Task prompt
Lines containing the word "Evolved" are the ones to copy from the records below.

Records for this task
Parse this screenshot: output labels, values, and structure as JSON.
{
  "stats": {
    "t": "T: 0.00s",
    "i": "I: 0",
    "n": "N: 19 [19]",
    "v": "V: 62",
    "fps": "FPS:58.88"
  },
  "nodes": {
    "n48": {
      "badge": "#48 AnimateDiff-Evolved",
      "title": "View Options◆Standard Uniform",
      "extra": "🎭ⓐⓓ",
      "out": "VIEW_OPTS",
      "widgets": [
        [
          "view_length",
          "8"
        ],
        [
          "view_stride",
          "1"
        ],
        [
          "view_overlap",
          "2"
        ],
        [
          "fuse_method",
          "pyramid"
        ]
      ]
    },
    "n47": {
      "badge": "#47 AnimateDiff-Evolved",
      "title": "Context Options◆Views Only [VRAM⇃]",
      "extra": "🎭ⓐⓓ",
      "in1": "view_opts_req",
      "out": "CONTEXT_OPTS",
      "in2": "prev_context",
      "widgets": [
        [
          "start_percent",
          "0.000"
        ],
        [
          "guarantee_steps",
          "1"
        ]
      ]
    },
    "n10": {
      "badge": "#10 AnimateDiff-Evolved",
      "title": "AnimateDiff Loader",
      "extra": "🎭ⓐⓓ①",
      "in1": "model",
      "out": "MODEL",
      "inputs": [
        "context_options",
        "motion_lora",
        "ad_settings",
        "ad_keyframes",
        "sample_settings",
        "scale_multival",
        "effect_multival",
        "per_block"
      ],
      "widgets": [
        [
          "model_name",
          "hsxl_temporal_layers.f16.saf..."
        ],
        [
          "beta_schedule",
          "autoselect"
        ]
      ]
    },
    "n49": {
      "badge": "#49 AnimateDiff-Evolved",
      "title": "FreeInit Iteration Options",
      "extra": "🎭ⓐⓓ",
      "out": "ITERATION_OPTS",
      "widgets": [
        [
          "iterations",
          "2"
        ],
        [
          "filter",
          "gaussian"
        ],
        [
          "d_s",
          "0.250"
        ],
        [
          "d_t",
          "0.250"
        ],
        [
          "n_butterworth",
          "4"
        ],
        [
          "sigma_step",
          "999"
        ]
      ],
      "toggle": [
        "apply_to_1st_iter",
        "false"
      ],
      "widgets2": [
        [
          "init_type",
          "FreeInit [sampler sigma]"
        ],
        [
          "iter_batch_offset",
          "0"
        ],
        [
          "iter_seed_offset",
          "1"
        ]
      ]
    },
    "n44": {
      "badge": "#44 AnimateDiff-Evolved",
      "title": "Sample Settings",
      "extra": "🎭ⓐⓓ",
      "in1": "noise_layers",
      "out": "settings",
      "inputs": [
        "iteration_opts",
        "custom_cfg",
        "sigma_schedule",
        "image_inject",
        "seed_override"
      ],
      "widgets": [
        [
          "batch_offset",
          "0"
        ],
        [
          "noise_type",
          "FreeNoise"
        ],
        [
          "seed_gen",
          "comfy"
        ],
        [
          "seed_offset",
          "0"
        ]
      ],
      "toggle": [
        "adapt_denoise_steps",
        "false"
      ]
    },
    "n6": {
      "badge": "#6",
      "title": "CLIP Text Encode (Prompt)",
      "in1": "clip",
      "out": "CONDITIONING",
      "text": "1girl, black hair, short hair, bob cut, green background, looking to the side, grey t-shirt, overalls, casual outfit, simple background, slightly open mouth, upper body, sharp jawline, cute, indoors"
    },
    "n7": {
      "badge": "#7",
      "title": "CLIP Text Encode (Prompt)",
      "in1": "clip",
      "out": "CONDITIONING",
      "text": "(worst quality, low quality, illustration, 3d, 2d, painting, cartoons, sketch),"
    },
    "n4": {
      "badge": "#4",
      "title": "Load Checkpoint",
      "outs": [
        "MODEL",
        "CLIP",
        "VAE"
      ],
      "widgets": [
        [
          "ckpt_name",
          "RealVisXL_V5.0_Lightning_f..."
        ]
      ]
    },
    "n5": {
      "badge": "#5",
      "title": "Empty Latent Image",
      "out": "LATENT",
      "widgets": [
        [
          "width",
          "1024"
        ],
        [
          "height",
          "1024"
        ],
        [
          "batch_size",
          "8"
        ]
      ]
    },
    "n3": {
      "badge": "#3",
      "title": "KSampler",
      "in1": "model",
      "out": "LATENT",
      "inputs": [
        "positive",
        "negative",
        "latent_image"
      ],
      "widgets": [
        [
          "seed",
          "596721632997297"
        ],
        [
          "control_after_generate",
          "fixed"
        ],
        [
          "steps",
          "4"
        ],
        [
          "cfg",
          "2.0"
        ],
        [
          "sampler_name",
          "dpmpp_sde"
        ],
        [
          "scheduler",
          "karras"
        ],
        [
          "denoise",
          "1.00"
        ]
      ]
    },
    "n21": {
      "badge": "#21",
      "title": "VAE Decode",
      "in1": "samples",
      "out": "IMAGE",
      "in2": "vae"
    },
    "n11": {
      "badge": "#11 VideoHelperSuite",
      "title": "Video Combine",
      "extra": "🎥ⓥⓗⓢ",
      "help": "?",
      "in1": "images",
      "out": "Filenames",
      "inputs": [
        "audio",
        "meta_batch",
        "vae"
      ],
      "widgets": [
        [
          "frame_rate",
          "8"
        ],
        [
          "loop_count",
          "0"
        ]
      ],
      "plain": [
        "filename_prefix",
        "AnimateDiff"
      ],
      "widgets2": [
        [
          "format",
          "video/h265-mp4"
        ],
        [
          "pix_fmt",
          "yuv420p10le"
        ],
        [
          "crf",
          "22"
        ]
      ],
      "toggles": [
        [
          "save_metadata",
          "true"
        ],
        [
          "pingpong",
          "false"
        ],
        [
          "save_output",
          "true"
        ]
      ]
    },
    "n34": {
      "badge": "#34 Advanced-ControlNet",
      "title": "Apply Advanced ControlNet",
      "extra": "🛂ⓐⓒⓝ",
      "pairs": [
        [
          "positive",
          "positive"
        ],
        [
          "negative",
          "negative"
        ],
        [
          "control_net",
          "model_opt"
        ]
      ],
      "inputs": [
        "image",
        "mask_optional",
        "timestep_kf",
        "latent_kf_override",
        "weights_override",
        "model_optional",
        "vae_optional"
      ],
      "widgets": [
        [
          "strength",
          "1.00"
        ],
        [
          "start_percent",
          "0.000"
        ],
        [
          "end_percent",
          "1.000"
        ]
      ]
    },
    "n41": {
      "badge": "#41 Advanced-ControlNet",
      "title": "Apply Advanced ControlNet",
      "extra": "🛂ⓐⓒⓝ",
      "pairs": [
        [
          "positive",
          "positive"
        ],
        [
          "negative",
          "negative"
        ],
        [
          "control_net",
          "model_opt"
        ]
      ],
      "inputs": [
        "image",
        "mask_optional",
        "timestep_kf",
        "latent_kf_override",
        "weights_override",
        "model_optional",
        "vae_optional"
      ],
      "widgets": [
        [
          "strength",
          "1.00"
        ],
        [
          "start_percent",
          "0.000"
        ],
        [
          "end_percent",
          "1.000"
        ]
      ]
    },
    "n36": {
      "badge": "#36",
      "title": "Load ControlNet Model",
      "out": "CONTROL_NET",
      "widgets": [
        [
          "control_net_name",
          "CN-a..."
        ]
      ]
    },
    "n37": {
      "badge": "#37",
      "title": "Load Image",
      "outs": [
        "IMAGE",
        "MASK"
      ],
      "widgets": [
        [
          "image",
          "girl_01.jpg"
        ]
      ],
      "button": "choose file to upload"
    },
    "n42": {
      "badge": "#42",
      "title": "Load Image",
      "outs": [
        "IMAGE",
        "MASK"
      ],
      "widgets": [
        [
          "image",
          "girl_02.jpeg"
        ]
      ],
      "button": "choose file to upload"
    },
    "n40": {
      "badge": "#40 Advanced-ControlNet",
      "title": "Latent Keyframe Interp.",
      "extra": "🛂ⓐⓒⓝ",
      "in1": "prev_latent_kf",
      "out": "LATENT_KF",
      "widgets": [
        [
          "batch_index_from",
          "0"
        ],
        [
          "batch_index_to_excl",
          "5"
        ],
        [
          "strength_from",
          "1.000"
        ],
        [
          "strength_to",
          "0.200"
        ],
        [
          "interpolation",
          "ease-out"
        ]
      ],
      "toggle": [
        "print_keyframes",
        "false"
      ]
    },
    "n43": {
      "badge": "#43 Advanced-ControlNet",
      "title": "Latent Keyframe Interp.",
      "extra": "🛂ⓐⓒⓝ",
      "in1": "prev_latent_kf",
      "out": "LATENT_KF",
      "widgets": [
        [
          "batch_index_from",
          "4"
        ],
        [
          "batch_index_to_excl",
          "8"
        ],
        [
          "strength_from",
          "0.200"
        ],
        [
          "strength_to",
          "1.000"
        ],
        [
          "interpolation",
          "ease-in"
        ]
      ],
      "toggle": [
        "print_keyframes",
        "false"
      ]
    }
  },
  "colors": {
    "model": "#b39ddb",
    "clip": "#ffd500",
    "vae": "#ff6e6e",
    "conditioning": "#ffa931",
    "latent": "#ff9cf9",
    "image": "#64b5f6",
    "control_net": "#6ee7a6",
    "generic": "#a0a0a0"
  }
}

Task output
      "badge": "#48 AnimateDiff-Evolved",
      "badge": "#47 AnimateDiff-Evolved",
      "badge": "#10 AnimateDiff-Evolved",
      "badge": "#49 AnimateDiff-Evolved",
      "badge": "#44 AnimateDiff-Evolved",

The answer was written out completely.